## Start

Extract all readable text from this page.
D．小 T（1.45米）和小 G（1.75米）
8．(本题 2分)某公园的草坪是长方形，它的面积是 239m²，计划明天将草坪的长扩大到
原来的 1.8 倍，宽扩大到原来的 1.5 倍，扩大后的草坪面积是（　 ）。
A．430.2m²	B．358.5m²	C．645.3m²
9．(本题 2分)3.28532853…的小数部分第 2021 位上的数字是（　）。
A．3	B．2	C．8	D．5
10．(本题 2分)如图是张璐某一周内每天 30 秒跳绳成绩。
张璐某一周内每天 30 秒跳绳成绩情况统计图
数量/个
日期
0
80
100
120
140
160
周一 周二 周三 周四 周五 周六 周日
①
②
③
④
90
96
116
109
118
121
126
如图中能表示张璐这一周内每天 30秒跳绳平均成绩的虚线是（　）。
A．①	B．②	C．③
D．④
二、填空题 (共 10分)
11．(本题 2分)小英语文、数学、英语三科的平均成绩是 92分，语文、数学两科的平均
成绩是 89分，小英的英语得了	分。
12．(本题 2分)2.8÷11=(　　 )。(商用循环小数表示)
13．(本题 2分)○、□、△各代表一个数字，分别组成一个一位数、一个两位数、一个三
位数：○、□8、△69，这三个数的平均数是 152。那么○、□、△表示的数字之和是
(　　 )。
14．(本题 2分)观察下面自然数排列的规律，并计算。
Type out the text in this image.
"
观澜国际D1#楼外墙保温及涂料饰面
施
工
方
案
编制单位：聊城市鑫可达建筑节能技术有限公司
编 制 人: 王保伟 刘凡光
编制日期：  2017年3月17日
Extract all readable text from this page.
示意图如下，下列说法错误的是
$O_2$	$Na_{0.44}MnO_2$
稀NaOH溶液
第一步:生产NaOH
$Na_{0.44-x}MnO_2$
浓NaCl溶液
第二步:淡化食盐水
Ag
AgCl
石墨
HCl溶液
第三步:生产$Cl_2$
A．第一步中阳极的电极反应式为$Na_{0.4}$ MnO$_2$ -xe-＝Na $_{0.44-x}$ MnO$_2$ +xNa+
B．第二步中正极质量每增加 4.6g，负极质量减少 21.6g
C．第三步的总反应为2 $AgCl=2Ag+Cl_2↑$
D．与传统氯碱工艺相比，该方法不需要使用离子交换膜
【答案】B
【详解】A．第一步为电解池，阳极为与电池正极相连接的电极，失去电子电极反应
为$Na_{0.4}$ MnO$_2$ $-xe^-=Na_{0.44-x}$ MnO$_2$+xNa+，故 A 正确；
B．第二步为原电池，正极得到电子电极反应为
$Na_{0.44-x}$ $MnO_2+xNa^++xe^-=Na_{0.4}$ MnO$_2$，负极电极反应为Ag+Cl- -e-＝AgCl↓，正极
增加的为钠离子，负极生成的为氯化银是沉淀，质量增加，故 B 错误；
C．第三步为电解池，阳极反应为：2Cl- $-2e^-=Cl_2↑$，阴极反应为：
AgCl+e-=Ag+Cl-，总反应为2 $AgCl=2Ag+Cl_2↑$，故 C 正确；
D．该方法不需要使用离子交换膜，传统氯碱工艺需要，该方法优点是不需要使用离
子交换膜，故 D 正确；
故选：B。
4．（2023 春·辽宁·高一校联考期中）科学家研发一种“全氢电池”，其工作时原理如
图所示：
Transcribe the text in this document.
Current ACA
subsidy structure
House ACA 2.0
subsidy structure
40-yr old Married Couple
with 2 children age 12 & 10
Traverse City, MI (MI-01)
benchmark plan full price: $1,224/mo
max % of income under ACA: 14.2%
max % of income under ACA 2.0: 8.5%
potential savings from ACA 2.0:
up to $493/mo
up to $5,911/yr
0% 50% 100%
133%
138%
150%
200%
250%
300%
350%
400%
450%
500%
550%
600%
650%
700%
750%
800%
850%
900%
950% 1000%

## End

__Aim__.
Reproduce the complete data exactly as presented above.

__Problem solution__.
Extract all readable text from this page.
D．小 T（1.45米）和小 G（1.75米）
8．(本题 2分)某公园的草坪是长方形，它的面积是 239m²，计划明天将草坪的长扩大到
原来的 1.8 倍，宽扩大到原来的 1.5 倍，扩大后的草坪面积是（　 ）。
A．430.2m²	B．358.5m²	C．645.3m²
9．(本题 2分)3.28532853…的小数部分第 2021 位上的数字是（　）。
A．3	B．2	C．8	D．5
10．(本题 2分)如图是张璐某一周内每天 30 秒跳绳成绩。
张璐某一周内每天 30 秒跳绳成绩情况统计图
数量/个
日期
0
80
100
120
140
160
周一 周二 周三 周四 周五 周六 周日
①
②
③
④
90
96
116
109
118
121
126
如图中能表示张璐这一周内每天 30秒跳绳平均成绩的虚线是（　）。
A．①	B．②	C．③
D．④
二、填空题 (共 10分)
11．(本题 2分)小英语文、数学、英语三科的平均成绩是 92分，语文、数学两科的平均
成绩是 89分，小英的英语得了	分。
12．(本题 2分)2.8÷11=(　　 )。(商用循环小数表示)
13．(本题 2分)○、□、△各代表一个数字，分别组成一个一位数、一个两位数、一个三
位数：○、□8、△69，这三个数的平均数是 152。那么○、□、△表示的数字之和是
(　　 )。
14．(本题 2分)观察下面自然数排列的规律，并计算。
Type out the text in this image.
"
观澜国际D1#楼外墙保温及涂料饰面
施
工
方
案
编制单位：聊城市鑫可达建筑节能技术有限公司
编 制 人: 王保伟 刘凡光
编制日期：  2017年3月17日
Extract all readable text from this page.
示意图如下，下列说法错误的是
$O_2$	$Na_{0.44}MnO_2$
稀NaOH溶液
第一步:生产NaOH
$Na_{0.44-x}MnO_2$
浓NaCl溶液
第二步:淡化食盐水
Ag
AgCl
石墨
HCl溶液
第三步:生产$Cl_2$
A．第一步中阳极的电极反应式为$Na_{0.4}$ MnO$_2$ -xe-＝Na $_{0.44-x}$ MnO$_2$ +xNa+
B．第二步中正极质量每增加 4.6g，负极质量减少 21.6g
C．第三步的总反应为2 $AgCl=2Ag+Cl_2↑$
D．与传统氯碱工艺相比，该方法不需要使用离子交换膜
【答案】B
【详解】A．第一步为电解池，阳极为与电池正极相连接的电极，失去电子电极反应
为$Na_{0.4}$ MnO$_2$ $-xe^-=Na_{0.44-x}$ MnO$_2$+xNa+，故 A 正确；
B．第二步为原电池，正极得到电子电极反应为
$Na_{0.44-x}$ $MnO_2+xNa^++xe^-=Na_{0.4}$ MnO$_2$，负极电极反应为Ag+Cl- -e-＝AgCl↓，正极
增加的为钠离子，负极生成的为氯化银是沉淀，质量增加，故 B 错误；
C．第三步为电解池，阳极反应为：2Cl- $-2e^-=Cl_2↑$，阴极反应为：
AgCl+e-=Ag+Cl-，总反应为2 $AgCl=2Ag+Cl_2↑$，故 C 正确；
D．该方法不需要使用离子交换膜，传统氯碱工艺需要，该方法优点是不需要使用离
子交换膜，故 D 正确；
故选：B。
4．（2023 春·辽宁·高一校联考期中）科学家研发一种“全氢电池”，其工作时原理如
图所示：
Transcribe the text in this document.
Current ACA
subsidy structure
House ACA 2.0
subsidy structure
40-yr old Married Couple
with 2 children age 12 & 10
Traverse City, MI (MI-01)
benchmark plan full price: $1,224/mo
max % of income under ACA: 14.2%
max % of income under ACA 2.0: 8.5%
potential savings from ACA 2.0:
up to $493/mo
up to $5,911/yr
0% 50% 100%
133%
138%
150%
200%
250%
300%
350%
400%
450%
500%
550%
600%
650%
700%
750%
800%
850%
900%
950% 1000%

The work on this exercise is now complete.